↓
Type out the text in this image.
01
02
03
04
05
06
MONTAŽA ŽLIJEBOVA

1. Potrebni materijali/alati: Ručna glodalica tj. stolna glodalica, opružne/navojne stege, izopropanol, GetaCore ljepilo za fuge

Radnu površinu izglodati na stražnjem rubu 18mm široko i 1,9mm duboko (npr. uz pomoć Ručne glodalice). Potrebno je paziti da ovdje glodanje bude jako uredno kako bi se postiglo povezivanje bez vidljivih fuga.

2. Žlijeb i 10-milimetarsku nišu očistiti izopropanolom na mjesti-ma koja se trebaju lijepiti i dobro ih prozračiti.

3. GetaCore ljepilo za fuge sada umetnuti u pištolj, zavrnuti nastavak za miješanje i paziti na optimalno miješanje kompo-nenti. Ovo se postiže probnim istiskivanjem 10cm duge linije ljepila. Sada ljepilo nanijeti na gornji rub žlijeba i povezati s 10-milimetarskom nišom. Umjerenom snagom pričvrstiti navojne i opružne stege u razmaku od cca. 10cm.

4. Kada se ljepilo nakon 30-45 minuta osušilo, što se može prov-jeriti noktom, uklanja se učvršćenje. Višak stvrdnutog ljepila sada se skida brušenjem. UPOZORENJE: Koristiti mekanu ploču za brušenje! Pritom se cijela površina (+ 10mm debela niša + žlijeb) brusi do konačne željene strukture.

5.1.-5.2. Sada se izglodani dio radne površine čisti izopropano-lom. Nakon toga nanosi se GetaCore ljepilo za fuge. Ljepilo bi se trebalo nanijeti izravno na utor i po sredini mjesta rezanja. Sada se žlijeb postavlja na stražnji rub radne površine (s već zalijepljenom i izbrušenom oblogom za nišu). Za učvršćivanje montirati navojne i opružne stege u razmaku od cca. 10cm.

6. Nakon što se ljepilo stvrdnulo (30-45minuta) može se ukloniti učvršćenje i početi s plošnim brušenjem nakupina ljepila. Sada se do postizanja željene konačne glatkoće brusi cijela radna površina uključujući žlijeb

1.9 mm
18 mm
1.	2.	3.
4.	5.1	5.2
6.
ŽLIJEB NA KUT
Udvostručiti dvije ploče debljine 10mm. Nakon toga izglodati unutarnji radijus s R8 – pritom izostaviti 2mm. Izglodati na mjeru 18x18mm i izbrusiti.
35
↑
> [What is expected]: All of the data above should be transcribed exactly.

> [Reply to the task]:
Type out the text in this image.
01
02
03
04
05
06
MONTAŽA ŽLIJEBOVA

1. Potrebni materijali/alati: Ručna glodalica tj. stolna glodalica, opružne/navojne stege, izopropanol, GetaCore ljepilo za fuge

Radnu površinu izglodati na stražnjem rubu 18mm široko i 1,9mm duboko (npr. uz pomoć Ručne glodalice). Potrebno je paziti da ovdje glodanje bude jako uredno kako bi se postiglo povezivanje bez vidljivih fuga.

2. Žlijeb i 10-milimetarsku nišu očistiti izopropanolom na mjesti-ma koja se trebaju lijepiti i dobro ih prozračiti.

3. GetaCore ljepilo za fuge sada umetnuti u pištolj, zavrnuti nastavak za miješanje i paziti na optimalno miješanje kompo-nenti. Ovo se postiže probnim istiskivanjem 10cm duge linije ljepila. Sada ljepilo nanijeti na gornji rub žlijeba i povezati s 10-milimetarskom nišom. Umjerenom snagom pričvrstiti navojne i opružne stege u razmaku od cca. 10cm.

4. Kada se ljepilo nakon 30-45 minuta osušilo, što se može prov-jeriti noktom, uklanja se učvršćenje. Višak stvrdnutog ljepila sada se skida brušenjem. UPOZORENJE: Koristiti mekanu ploču za brušenje! Pritom se cijela površina (+ 10mm debela niša + žlijeb) brusi do konačne željene strukture.

5.1.-5.2. Sada se izglodani dio radne površine čisti izopropano-lom. Nakon toga nanosi se GetaCore ljepilo za fuge. Ljepilo bi se trebalo nanijeti izravno na utor i po sredini mjesta rezanja. Sada se žlijeb postavlja na stražnji rub radne površine (s već zalijepljenom i izbrušenom oblogom za nišu). Za učvršćivanje montirati navojne i opružne stege u razmaku od cca. 10cm.

6. Nakon što se ljepilo stvrdnulo (30-45minuta) može se ukloniti učvršćenje i početi s plošnim brušenjem nakupina ljepila. Sada se do postizanja željene konačne glatkoće brusi cijela radna površina uključujući žlijeb

1.9 mm
18 mm
1.	2.	3.
4.	5.1	5.2
6.
ŽLIJEB NA KUT
Udvostručiti dvije ploče debljine 10mm. Nakon toga izglodati unutarnji radijus s R8 – pritom izostaviti 2mm. Izglodati na mjeru 18x18mm i izbrusiti.
35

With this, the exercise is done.